* **SUPPLIED MATERIAL**
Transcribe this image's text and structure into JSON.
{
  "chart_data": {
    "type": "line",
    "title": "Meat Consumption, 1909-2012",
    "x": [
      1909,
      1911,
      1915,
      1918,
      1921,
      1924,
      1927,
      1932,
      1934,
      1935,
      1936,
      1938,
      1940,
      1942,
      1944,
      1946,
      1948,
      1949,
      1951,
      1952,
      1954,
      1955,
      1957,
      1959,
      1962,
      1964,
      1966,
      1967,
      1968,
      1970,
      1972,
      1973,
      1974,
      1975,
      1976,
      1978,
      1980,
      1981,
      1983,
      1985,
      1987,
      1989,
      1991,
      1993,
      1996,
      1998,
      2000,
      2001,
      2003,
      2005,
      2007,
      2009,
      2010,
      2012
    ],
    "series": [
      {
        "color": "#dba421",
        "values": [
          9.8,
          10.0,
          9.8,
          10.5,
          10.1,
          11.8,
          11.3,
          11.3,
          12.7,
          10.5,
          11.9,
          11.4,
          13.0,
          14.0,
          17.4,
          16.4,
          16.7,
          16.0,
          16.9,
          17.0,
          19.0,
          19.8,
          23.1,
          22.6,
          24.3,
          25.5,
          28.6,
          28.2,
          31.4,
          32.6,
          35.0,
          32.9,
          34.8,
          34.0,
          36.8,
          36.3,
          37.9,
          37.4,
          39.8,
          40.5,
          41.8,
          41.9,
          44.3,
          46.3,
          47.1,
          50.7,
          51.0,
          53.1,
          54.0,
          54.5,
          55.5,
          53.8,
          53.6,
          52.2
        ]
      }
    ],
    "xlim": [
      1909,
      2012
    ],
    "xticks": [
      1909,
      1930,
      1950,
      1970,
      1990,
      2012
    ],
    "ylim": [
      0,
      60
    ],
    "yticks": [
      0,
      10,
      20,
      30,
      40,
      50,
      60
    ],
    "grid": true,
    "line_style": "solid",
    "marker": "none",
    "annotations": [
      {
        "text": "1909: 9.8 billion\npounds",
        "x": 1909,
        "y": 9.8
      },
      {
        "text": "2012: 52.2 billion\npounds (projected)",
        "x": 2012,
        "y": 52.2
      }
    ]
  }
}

* **EXERCISE INSTRUCTIONS**
Each entry is to be returned in full, character for character.

* **TASK OUTPUT**
Transcribe this image's text and structure into JSON.
{
  "chart_data": {
    "type": "line",
    "title": "Meat Consumption, 1909-2012",
    "x": [
      1909,
      1911,
      1915,
      1918,
      1921,
      1924,
      1927,
      1932,
      1934,
      1935,
      1936,
      1938,
      1940,
      1942,
      1944,
      1946,
      1948,
      1949,
      1951,
      1952,
      1954,
      1955,
      1957,
      1959,
      1962,
      1964,
      1966,
      1967,
      1968,
      1970,
      1972,
      1973,
      1974,
      1975,
      1976,
      1978,
      1980,
      1981,
      1983,
      1985,
      1987,
      1989,
      1991,
      1993,
      1996,
      1998,
      2000,
      2001,
      2003,
      2005,
      2007,
      2009,
      2010,
      2012
    ],
    "series": [
      {
        "color": "#dba421",
        "values": [
          9.8,
          10.0,
          9.8,
          10.5,
          10.1,
          11.8,
          11.3,
          11.3,
          12.7,
          10.5,
          11.9,
          11.4,
          13.0,
          14.0,
          17.4,
          16.4,
          16.7,
          16.0,
          16.9,
          17.0,
          19.0,
          19.8,
          23.1,
          22.6,
          24.3,
          25.5,
          28.6,
          28.2,
          31.4,
          32.6,
          35.0,
          32.9,
          34.8,
          34.0,
          36.8,
          36.3,
          37.9,
          37.4,
          39.8,
          40.5,
          41.8,
          41.9,
          44.3,
          46.3,
          47.1,
          50.7,
          51.0,
          53.1,
          54.0,
          54.5,
          55.5,
          53.8,
          53.6,
          52.2
        ]
      }
    ],
    "xlim": [
      1909,
      2012
    ],
    "xticks": [
      1909,
      1930,
      1950,
      1970,
      1990,
      2012
    ],
    "ylim": [
      0,
      60
    ],
    "yticks": [
      0,
      10,
      20,
      30,
      40,
      50,
      60
    ],
    "grid": true,
    "line_style": "solid",
    "marker": "none",
    "annotations": [
      {
        "text": "1909: 9.8 billion\npounds",
        "x": 1909,
        "y": 9.8
      },
      {
        "text": "2012: 52.2 billion\npounds (projected)",
        "x": 2012,
        "y": 52.2
      }
    ]
  }
}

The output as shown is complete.